Text passage:
· · · · ·

This morning we met the consultant who will operate to remove the kidney. His name is Mr Christmas and, as he had a baby last week, he is now Father Christmas (All corny jokes courtesy of Helen’s dad).
Here goes for the medical detail, as briefly as I can.
There are kidney tumours which don’t go into the renal vein and those that do. The latter makes it slightly more tricky to get it out. (Also means that sometimes bits of the tumour break away and whiz up the vein to the lungs). Quent’s does go into the renal vein, but only just.
Mr Christmas has taken out 475 kidneys, 182 of which went into the renal vein. He did one last week which went all the way up the vein and into the heart so Quent’s is relatively small fry to him.
The process is as follows.

· · · · ·

What is being asked:
Write the next part of the post about meeting the surgeon for Quent's kidney operation, starting right after "The process is as follows." The rows aren't needed.

· · · · ·

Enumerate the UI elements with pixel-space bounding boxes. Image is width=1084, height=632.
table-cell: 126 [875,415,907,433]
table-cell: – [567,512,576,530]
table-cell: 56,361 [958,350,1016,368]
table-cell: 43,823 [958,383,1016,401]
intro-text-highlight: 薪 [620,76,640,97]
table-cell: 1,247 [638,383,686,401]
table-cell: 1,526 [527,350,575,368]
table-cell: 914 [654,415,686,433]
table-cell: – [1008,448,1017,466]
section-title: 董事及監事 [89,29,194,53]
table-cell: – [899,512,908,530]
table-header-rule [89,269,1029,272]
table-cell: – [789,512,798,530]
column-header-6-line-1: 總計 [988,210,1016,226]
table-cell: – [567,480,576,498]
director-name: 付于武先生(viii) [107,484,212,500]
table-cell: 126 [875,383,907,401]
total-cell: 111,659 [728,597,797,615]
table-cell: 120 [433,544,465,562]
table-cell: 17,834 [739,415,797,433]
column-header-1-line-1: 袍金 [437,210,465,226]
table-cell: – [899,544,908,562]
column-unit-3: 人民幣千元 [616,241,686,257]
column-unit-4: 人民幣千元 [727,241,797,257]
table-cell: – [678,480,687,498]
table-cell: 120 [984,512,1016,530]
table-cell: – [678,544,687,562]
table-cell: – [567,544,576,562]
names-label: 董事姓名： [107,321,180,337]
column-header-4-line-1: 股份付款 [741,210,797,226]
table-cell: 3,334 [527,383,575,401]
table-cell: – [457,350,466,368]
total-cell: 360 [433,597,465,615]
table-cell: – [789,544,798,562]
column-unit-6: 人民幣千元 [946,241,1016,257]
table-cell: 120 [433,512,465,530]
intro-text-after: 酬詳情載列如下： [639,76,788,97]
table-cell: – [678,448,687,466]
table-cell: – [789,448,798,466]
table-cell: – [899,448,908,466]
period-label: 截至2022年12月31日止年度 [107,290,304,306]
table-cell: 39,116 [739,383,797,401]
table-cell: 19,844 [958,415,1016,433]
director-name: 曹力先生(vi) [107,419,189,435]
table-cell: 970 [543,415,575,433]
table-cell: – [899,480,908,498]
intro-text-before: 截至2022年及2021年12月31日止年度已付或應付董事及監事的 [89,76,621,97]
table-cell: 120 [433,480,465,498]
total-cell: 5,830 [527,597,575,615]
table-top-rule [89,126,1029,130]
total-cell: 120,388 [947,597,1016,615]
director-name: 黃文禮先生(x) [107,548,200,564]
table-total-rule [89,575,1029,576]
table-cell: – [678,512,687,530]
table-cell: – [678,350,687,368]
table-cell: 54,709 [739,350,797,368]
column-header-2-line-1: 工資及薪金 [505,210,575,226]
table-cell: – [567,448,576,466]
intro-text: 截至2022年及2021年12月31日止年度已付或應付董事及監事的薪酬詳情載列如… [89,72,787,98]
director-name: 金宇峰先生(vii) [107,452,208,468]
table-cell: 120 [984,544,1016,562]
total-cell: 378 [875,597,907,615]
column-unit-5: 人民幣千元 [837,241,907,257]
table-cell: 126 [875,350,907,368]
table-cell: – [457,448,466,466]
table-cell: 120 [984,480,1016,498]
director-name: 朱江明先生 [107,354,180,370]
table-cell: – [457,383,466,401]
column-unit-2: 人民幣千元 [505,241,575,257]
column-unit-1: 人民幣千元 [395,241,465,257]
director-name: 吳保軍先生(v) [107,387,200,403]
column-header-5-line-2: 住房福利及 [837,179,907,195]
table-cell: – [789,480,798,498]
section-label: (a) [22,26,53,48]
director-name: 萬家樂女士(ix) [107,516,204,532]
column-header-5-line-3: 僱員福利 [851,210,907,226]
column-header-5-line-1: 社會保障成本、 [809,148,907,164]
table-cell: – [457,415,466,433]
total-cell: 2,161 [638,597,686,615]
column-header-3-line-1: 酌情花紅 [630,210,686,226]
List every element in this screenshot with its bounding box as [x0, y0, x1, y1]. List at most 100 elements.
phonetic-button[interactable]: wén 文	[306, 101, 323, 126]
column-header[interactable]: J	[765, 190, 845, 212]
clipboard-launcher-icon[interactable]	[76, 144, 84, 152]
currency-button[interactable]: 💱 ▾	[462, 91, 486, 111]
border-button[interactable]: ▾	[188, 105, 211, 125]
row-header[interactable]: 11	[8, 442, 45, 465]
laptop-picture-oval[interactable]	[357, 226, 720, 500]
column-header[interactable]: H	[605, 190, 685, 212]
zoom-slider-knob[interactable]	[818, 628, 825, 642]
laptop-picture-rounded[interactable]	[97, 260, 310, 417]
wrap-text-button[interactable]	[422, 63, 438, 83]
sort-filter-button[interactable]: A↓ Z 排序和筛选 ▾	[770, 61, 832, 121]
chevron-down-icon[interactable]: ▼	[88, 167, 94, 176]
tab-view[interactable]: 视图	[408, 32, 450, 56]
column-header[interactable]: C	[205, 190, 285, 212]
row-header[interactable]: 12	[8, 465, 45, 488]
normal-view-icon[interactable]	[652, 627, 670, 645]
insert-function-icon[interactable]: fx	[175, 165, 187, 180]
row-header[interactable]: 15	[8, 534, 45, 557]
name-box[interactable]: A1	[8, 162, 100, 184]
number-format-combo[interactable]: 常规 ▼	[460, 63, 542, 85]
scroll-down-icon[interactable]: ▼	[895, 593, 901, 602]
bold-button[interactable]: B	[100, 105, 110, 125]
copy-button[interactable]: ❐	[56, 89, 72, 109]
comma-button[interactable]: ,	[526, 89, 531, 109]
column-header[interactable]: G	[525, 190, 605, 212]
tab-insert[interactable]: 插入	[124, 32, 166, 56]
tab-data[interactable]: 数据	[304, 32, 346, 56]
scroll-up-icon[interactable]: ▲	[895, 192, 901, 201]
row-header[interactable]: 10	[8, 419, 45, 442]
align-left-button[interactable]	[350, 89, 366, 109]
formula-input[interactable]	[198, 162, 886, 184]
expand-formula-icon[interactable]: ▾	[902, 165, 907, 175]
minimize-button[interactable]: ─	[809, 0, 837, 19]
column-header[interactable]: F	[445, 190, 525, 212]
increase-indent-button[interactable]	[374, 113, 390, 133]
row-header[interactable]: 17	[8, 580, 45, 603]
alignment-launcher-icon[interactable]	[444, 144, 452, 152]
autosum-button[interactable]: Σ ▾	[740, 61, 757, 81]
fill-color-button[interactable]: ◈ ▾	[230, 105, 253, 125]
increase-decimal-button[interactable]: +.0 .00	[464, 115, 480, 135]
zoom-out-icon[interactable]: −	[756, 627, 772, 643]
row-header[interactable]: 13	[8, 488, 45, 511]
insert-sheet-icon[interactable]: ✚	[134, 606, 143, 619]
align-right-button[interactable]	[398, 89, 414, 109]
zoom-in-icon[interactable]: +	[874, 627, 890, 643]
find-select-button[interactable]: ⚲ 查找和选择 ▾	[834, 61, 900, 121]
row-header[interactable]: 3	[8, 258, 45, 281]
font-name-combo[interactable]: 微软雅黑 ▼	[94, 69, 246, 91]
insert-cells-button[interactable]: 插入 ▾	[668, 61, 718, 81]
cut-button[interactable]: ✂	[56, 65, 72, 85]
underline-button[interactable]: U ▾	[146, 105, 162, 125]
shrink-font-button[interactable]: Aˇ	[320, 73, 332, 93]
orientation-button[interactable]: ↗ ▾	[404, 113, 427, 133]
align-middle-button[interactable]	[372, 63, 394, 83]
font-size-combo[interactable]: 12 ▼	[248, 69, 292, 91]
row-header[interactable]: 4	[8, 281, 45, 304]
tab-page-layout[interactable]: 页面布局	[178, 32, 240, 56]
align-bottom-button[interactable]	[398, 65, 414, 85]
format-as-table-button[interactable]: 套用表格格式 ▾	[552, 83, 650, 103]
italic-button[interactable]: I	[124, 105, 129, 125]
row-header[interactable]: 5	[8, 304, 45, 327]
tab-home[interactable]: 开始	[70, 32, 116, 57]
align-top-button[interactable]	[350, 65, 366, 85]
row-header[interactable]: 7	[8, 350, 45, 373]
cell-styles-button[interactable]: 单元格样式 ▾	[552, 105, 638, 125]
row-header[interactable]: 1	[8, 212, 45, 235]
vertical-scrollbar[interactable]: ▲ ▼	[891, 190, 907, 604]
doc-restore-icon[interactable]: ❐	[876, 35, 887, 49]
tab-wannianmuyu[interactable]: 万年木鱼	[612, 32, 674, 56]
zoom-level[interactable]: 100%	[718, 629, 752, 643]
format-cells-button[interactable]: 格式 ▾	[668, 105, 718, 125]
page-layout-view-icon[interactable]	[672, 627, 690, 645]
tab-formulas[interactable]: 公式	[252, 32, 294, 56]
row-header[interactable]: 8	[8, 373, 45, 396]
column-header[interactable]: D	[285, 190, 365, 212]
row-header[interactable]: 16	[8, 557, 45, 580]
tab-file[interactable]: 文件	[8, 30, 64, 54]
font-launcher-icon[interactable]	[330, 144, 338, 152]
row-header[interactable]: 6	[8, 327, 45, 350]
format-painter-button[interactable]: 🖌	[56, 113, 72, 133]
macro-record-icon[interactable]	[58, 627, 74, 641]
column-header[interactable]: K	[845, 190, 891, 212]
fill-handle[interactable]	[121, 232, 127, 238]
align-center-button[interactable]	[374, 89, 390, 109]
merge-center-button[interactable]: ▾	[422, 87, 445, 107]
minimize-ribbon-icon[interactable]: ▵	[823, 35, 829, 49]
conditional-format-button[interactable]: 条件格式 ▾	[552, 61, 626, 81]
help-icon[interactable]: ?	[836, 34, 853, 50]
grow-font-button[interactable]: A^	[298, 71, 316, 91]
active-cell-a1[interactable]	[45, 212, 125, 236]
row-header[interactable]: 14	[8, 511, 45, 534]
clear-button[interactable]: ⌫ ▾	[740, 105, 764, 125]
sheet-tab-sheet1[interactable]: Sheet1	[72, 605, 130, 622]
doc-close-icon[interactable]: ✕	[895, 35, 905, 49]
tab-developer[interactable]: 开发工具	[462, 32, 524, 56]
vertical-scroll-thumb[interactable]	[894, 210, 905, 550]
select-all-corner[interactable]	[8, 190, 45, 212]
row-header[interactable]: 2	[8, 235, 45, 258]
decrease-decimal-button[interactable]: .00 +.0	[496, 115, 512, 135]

· · · · ·

Answer:
1. Get the kidney out. Remove the enlarged lymph nodes at the same time. These may or may not be cancerous, but will come out. Taking them out is no problem as they work on the kidney and that won’t be there any more anyway.
2. Check out the pathology of the kidney and lymph nodes (Mr Christmas). Recover from operation (Quent).
3. Move under care of Professor Gore (oncologist and specialist in immunotherapy). There are little speckles on Quent’s lungs so they will re-scan the lungs a few times over the next few months. If the speckles don’t grow, we do nothing. If they do, we will move onto …
4. …Immunotherapy and possibly even some extremely new stuff called “sunitinib”. In the words of Mr Christmas “we have lots up our sleeve”.
When I had Oakley, every conversation at the hospital seemed to start “at your age”, including one which told me I was “obstetrically geriatric”. Quent keeps being told the opposite – how young he is for all this. We will henceforth be nicknaming him “pre-pubescent Quent”.